Find each line containing the string "background". Copy it.

Information supplied -
>>>
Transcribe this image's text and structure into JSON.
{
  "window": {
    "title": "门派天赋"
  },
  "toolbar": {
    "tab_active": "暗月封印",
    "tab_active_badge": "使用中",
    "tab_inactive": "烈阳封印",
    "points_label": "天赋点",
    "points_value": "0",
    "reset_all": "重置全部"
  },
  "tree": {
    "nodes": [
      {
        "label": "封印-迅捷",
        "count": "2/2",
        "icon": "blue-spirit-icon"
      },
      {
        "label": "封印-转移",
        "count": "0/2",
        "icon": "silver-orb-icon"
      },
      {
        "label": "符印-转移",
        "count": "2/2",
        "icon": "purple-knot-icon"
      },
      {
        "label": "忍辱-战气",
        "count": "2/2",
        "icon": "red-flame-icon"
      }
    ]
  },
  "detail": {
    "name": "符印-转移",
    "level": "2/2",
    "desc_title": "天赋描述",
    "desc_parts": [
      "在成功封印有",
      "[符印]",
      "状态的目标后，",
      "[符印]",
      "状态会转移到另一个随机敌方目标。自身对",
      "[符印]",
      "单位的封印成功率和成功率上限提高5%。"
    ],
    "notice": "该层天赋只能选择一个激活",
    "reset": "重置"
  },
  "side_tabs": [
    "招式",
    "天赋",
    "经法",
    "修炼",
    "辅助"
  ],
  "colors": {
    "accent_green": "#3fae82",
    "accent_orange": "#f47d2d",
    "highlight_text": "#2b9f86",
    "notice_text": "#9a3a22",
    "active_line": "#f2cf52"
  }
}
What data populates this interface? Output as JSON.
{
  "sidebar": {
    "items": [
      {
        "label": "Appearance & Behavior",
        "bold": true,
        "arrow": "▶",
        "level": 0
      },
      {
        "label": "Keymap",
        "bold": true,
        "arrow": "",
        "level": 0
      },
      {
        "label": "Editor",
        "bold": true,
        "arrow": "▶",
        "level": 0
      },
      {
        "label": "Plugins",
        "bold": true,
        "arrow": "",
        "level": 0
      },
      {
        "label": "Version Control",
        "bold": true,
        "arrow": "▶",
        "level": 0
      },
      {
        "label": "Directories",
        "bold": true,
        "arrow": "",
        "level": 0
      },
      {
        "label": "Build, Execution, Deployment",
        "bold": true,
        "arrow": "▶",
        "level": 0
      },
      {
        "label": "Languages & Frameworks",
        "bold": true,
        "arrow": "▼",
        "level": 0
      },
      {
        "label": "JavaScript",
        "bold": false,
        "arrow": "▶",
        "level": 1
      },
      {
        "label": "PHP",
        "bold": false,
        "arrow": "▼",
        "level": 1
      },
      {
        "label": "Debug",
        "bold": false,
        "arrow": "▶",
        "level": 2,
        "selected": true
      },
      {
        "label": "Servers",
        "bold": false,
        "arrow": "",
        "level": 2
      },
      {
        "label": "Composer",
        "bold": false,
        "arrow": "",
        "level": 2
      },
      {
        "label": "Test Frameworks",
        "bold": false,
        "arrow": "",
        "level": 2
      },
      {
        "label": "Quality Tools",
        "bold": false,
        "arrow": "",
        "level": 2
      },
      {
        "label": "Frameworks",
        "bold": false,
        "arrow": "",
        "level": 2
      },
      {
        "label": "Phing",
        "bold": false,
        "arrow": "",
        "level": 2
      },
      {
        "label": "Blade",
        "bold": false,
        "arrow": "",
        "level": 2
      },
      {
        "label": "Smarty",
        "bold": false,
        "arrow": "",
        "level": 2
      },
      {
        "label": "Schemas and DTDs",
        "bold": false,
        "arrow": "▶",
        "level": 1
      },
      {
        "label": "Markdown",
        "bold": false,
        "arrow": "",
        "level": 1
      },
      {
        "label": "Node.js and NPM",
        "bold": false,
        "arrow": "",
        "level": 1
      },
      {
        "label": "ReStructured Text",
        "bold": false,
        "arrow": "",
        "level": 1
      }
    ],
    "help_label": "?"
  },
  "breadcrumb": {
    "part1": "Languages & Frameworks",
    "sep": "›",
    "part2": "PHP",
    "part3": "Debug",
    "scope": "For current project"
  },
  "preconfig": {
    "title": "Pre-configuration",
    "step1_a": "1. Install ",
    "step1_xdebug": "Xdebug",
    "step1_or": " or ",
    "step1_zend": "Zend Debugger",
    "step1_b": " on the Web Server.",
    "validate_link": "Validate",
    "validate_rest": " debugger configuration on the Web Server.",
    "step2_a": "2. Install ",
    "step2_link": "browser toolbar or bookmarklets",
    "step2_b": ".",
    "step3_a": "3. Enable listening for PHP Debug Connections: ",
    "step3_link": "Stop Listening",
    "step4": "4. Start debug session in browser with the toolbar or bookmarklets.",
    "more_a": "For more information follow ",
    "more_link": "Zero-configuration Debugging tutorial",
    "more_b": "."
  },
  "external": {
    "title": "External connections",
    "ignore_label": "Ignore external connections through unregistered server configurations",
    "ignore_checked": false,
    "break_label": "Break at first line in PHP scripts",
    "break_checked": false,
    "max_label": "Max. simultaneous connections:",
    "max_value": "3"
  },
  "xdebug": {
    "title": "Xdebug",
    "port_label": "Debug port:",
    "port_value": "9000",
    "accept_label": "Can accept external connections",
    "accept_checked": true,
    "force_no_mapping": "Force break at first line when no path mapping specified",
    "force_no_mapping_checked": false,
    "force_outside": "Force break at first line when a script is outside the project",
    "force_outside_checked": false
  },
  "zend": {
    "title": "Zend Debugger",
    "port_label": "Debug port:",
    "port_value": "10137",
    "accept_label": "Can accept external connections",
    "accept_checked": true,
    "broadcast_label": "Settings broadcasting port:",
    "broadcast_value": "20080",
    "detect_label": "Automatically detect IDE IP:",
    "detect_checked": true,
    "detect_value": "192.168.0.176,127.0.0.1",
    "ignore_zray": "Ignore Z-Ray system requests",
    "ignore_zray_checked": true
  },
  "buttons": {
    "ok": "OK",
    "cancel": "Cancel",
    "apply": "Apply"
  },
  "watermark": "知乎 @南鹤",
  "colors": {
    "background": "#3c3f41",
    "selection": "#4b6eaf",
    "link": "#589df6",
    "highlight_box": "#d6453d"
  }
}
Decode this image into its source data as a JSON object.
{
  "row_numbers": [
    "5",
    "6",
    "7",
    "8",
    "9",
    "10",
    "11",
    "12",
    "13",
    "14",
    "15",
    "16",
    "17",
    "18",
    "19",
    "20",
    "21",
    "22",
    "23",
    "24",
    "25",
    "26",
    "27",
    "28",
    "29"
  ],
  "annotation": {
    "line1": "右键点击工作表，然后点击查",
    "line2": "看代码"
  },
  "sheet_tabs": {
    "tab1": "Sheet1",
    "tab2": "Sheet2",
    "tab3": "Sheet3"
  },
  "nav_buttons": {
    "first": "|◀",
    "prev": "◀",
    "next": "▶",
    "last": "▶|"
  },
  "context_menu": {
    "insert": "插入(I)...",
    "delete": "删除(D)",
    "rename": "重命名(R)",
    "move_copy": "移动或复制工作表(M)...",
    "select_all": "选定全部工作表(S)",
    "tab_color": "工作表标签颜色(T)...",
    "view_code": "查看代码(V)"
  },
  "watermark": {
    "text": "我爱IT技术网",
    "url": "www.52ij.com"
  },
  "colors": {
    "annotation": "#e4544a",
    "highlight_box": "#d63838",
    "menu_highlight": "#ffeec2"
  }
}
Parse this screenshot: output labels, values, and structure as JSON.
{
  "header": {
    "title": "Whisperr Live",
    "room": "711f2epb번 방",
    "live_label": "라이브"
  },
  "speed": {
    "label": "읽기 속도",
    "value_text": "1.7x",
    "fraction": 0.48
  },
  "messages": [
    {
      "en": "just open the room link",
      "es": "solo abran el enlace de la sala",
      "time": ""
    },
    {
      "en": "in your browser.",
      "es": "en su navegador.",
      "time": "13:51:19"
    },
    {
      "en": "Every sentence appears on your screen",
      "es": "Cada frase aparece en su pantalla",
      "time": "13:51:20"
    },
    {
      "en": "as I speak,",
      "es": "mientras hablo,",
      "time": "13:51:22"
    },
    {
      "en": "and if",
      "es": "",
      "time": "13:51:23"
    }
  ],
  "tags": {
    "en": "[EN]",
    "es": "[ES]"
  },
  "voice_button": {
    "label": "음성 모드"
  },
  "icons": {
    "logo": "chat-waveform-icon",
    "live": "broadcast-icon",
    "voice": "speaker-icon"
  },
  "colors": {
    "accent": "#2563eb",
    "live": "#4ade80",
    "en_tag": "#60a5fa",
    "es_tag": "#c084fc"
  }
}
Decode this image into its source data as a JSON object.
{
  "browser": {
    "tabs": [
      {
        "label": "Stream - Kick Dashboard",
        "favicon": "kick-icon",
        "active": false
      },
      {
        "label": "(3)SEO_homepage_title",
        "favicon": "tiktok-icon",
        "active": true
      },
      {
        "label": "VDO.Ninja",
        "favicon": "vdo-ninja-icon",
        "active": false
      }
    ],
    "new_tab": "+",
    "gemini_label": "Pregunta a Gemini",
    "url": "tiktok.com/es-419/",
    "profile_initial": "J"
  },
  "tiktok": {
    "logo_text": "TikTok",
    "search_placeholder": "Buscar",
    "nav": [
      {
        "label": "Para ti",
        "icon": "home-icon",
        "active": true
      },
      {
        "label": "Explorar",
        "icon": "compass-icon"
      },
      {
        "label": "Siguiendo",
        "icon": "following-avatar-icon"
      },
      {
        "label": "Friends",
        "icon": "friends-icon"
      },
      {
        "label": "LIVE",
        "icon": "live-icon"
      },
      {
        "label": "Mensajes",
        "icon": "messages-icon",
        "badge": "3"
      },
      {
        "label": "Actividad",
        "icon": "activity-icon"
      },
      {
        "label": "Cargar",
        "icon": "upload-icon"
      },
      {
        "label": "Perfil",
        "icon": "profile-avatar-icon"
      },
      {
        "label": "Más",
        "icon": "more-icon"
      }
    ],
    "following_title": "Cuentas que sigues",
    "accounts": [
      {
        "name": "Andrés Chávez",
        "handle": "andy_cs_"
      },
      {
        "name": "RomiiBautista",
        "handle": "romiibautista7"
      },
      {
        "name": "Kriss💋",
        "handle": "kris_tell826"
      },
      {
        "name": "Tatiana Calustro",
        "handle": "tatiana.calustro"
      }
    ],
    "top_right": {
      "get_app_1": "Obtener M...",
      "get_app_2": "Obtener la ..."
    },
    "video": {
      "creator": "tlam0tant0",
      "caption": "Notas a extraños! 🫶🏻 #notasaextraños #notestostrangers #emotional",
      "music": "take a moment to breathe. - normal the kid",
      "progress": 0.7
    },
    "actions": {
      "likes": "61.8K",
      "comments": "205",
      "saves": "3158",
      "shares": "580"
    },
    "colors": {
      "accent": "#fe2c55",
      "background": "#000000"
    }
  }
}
<<<
Reply to the exercise -
    "background": "#3c3f41",
      "background": "#000000"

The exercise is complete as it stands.